» TO DO
Take every line from the listing below that includes "Dohoda" and copy it.

* * * * * * * * *

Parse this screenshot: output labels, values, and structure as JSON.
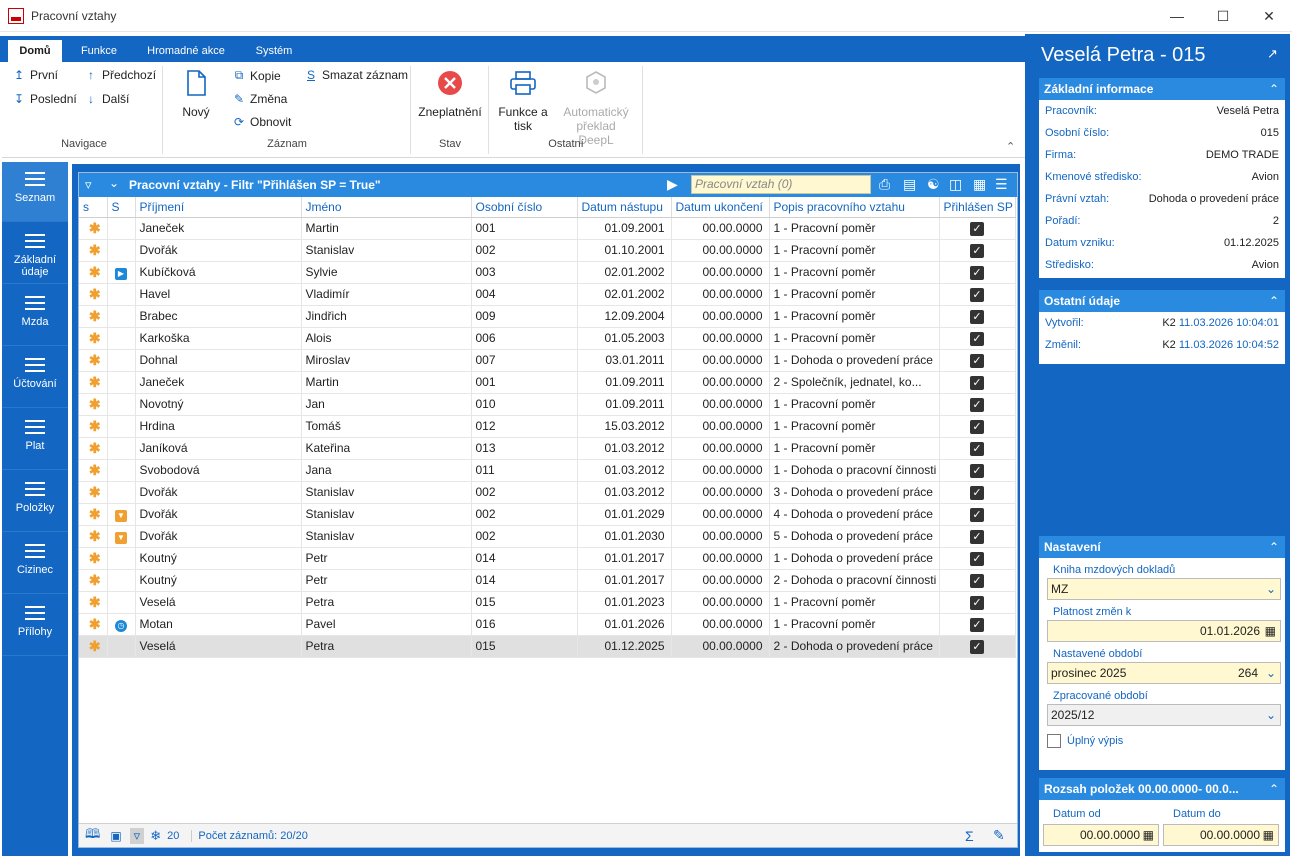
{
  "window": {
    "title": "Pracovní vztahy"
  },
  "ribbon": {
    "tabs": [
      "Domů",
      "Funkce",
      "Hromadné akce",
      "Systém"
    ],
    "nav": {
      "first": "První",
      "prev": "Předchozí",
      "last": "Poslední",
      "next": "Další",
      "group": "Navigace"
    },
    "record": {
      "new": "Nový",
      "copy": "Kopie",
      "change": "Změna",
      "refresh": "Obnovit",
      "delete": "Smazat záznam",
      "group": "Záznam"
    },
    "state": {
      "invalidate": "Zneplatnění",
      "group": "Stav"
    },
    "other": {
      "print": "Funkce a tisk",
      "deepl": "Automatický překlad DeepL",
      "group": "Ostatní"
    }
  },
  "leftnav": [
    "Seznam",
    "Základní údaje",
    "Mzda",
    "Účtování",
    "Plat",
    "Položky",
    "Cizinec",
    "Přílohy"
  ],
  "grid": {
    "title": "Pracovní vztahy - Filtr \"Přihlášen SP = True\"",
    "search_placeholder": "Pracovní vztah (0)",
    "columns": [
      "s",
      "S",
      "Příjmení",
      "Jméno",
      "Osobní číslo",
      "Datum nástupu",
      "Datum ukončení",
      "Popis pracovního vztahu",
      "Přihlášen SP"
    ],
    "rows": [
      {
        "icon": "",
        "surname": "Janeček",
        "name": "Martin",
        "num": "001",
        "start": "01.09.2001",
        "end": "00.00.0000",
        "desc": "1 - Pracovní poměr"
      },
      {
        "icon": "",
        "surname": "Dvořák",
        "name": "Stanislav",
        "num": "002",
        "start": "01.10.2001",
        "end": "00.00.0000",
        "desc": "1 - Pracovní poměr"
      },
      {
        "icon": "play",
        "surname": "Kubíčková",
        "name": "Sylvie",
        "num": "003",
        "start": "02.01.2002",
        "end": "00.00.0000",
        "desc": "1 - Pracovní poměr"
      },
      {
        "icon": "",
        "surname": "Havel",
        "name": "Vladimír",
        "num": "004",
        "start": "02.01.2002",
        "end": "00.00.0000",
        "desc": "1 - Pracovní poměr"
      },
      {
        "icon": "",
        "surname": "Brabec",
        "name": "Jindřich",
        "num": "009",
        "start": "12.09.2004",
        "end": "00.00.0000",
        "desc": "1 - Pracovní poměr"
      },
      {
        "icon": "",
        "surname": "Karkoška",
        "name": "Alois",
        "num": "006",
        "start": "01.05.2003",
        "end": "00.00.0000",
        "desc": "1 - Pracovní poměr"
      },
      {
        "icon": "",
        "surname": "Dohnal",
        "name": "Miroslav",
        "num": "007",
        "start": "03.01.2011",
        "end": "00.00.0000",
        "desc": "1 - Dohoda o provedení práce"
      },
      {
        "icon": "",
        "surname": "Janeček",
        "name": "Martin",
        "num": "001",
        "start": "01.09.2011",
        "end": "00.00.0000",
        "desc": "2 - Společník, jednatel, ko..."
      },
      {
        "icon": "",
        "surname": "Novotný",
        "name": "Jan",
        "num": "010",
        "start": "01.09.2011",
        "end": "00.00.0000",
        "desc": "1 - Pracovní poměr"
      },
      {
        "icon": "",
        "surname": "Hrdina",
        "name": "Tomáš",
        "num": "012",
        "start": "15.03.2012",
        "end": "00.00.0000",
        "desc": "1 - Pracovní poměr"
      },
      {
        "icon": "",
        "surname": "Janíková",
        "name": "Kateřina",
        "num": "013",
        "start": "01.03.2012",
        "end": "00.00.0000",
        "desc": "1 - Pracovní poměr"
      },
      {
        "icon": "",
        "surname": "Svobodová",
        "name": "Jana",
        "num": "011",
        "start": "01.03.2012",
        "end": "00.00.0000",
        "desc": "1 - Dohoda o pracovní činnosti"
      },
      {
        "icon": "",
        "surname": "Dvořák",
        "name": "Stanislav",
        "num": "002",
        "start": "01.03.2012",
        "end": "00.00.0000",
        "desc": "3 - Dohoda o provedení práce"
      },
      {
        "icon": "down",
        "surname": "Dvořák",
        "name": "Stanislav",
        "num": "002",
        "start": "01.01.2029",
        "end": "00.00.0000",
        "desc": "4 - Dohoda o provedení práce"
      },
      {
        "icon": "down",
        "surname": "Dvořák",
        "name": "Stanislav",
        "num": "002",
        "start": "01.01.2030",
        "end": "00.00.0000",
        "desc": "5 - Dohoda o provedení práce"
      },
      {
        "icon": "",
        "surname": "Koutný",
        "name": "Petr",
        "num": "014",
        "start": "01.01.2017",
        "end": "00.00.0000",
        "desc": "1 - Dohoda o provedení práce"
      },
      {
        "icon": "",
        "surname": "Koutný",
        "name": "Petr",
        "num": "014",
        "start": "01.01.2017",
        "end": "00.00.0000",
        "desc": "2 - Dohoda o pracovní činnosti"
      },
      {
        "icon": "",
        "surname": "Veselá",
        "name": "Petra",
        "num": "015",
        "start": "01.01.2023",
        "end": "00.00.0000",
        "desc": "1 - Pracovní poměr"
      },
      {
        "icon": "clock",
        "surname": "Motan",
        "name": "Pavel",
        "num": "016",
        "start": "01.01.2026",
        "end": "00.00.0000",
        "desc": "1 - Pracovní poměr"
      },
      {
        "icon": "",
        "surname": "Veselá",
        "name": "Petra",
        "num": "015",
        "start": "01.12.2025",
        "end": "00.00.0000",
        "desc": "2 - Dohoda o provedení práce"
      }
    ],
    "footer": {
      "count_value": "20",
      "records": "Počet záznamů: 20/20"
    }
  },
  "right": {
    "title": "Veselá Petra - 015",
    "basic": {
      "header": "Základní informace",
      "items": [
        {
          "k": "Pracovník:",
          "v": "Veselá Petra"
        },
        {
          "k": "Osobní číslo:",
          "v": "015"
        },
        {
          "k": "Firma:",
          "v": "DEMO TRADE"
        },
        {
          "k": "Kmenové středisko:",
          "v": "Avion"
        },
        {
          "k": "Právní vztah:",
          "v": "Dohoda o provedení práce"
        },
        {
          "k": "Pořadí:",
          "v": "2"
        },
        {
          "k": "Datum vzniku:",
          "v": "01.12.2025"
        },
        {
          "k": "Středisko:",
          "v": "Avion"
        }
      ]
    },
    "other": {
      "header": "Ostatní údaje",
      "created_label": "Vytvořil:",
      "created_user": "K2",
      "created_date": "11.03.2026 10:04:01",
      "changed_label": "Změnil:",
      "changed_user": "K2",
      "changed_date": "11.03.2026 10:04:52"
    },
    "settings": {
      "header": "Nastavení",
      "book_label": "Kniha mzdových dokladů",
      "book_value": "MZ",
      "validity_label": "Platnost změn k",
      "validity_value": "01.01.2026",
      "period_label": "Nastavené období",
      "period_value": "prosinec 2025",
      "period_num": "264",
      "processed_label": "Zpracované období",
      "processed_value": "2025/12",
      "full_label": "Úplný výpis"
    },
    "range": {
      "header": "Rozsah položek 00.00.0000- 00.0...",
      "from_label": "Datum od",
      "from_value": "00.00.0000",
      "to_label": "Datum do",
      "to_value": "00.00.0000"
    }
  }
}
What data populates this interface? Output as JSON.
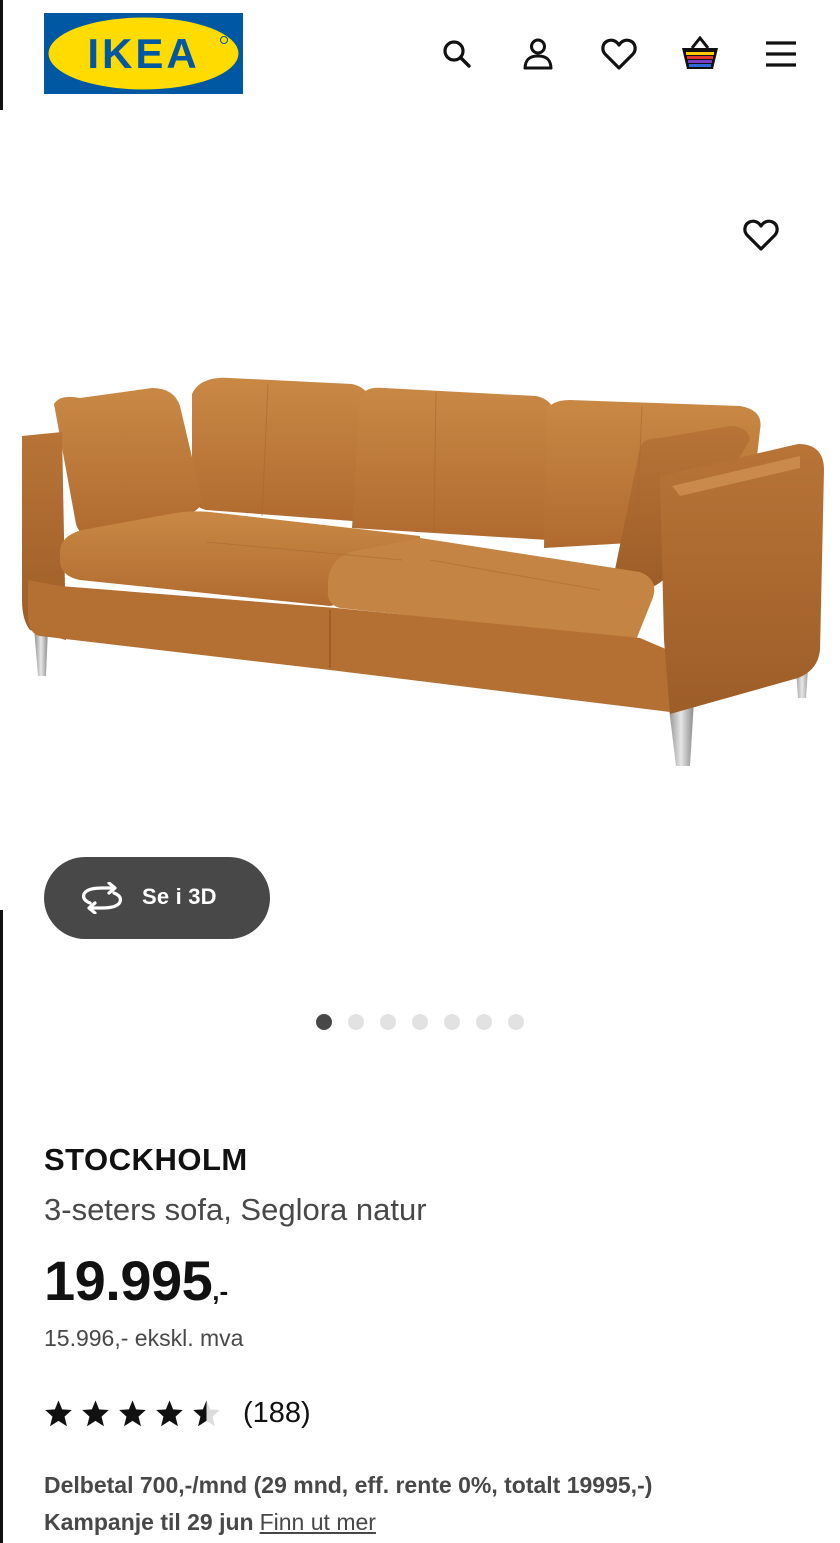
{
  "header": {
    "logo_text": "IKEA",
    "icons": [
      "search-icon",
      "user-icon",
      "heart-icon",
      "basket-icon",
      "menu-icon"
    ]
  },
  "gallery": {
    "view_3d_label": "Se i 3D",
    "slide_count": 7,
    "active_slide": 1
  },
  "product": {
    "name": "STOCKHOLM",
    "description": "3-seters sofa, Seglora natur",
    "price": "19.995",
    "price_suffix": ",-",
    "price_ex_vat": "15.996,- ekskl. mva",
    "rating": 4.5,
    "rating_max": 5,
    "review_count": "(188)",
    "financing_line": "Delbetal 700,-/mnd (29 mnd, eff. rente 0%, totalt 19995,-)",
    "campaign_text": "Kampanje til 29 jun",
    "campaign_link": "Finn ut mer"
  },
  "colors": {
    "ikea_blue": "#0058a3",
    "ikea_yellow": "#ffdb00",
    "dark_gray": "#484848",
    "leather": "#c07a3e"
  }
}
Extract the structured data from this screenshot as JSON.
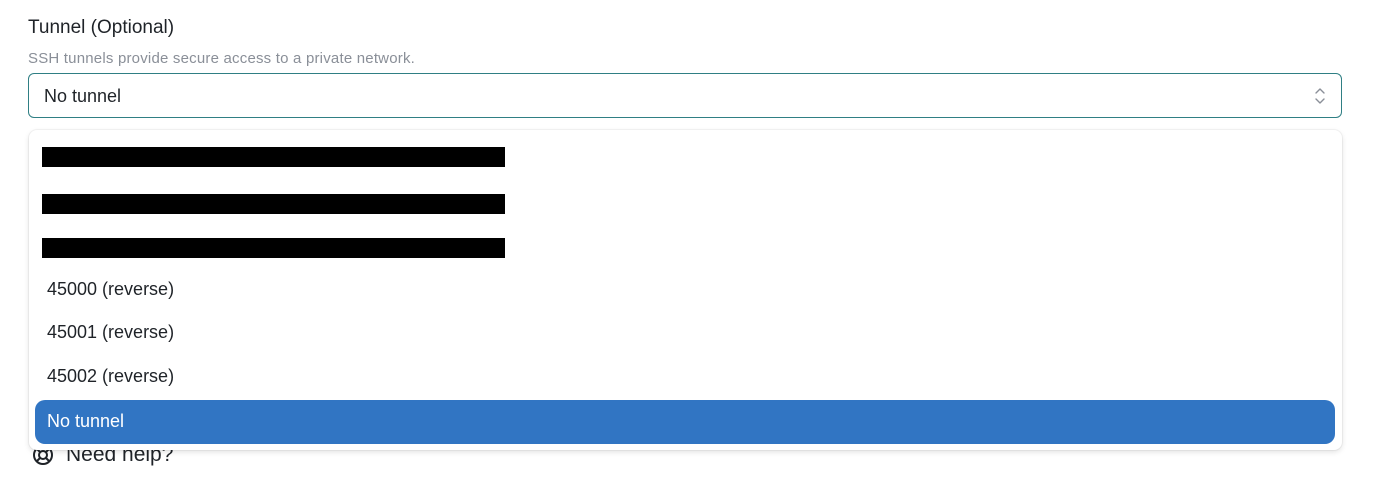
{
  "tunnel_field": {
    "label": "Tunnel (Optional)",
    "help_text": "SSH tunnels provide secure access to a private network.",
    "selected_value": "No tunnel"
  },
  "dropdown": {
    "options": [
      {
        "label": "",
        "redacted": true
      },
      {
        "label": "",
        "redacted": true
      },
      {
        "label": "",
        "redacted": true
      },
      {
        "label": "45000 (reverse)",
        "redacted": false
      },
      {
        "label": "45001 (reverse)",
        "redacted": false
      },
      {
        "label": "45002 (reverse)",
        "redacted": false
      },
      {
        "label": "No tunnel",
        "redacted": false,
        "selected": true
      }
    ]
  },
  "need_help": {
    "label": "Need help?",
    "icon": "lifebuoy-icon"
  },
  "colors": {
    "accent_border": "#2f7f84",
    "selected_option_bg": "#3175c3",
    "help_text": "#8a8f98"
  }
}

* * * * * * * * *

» COMPLETE ANSWER
        "desc": "1 - Dohoda o provedení práce"
        "desc": "1 - Dohoda o pracovní činnosti"
        "desc": "3 - Dohoda o provedení práce"
        "desc": "4 - Dohoda o provedení práce"
        "desc": "5 - Dohoda o provedení práce"
        "desc": "1 - Dohoda o provedení práce"
        "desc": "2 - Dohoda o pracovní činnosti"
        "desc": "2 - Dohoda o provedení práce"
          "v": "Dohoda o provedení práce"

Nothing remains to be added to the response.